---------- Input
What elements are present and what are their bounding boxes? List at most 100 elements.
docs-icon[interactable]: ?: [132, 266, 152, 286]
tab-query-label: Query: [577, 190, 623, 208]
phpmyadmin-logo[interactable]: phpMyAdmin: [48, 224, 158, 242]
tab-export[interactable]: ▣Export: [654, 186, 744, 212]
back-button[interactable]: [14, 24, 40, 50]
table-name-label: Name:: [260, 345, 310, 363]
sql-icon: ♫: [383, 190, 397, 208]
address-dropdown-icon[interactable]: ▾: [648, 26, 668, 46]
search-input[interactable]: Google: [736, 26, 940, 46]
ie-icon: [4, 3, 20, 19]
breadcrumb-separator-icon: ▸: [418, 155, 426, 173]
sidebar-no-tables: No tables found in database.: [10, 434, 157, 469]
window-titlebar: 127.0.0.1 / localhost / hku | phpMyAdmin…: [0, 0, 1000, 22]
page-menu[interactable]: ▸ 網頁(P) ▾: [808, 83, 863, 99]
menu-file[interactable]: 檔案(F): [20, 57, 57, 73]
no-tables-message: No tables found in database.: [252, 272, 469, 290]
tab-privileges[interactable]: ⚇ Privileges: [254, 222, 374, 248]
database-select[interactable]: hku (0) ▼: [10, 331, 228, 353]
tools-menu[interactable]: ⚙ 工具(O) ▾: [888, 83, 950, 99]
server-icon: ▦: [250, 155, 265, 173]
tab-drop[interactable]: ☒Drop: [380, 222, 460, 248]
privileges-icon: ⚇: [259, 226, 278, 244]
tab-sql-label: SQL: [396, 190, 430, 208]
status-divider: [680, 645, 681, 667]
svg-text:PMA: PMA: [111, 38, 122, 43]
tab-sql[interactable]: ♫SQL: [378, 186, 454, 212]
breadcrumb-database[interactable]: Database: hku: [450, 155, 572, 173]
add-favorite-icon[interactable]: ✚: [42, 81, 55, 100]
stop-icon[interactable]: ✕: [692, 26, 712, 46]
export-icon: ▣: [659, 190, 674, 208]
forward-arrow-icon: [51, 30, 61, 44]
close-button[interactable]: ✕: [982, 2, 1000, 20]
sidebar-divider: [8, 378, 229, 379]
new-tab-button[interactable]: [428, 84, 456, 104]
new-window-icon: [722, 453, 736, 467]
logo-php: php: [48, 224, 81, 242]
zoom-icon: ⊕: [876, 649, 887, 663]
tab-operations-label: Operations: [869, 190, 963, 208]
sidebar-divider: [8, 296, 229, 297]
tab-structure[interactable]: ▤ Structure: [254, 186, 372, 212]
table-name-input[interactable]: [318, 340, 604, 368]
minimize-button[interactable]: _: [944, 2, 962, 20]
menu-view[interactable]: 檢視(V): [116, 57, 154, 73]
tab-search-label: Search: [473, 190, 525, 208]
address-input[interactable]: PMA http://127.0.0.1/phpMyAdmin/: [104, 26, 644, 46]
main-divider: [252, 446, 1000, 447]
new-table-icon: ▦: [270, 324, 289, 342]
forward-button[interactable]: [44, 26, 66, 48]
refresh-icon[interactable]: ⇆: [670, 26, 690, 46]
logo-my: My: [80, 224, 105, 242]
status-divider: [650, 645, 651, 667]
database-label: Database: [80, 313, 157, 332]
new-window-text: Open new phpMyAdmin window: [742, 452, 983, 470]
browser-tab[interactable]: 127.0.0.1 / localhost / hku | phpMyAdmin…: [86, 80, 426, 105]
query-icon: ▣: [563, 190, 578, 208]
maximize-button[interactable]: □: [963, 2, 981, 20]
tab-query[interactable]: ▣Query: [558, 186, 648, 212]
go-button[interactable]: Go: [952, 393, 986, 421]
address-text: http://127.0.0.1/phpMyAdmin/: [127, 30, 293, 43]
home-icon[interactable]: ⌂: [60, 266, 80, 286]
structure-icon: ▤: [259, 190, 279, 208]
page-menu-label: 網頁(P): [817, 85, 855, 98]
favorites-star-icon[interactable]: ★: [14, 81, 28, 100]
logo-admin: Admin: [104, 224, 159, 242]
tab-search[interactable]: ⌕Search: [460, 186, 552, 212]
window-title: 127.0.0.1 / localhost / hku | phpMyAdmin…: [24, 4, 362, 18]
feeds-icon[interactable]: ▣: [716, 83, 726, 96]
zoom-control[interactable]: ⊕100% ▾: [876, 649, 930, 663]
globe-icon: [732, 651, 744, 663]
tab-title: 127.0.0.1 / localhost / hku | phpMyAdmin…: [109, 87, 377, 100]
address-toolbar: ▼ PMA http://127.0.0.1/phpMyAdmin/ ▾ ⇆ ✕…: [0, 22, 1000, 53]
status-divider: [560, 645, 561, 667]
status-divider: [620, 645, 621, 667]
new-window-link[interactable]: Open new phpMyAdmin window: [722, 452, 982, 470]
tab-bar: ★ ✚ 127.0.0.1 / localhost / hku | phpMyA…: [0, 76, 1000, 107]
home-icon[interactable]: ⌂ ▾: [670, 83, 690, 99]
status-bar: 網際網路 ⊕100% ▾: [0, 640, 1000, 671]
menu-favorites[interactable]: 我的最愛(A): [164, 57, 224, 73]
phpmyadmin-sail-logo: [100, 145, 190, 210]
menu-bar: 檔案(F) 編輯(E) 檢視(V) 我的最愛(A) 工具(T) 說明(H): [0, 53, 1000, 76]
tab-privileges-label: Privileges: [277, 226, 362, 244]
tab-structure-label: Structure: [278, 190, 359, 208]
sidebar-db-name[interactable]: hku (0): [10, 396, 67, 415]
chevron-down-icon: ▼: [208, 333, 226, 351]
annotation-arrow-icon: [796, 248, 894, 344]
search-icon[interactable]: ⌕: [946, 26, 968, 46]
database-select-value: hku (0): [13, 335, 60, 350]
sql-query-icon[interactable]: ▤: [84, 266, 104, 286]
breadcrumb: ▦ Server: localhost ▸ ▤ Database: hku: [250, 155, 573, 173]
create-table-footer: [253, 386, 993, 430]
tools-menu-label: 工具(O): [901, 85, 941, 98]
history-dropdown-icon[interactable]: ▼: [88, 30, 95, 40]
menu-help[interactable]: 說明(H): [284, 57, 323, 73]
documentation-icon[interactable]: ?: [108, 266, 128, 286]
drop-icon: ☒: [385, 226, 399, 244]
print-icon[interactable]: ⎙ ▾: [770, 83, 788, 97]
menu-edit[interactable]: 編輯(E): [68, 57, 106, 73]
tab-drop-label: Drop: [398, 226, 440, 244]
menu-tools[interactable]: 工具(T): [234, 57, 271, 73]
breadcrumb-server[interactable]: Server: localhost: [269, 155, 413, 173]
--------------------
* Short task
Copy every line of the material above that contains the string "arrow".

* Answer to the task
forward-arrow-icon: [51, 30, 61, 44]
annotation-arrow-icon: [796, 248, 894, 344]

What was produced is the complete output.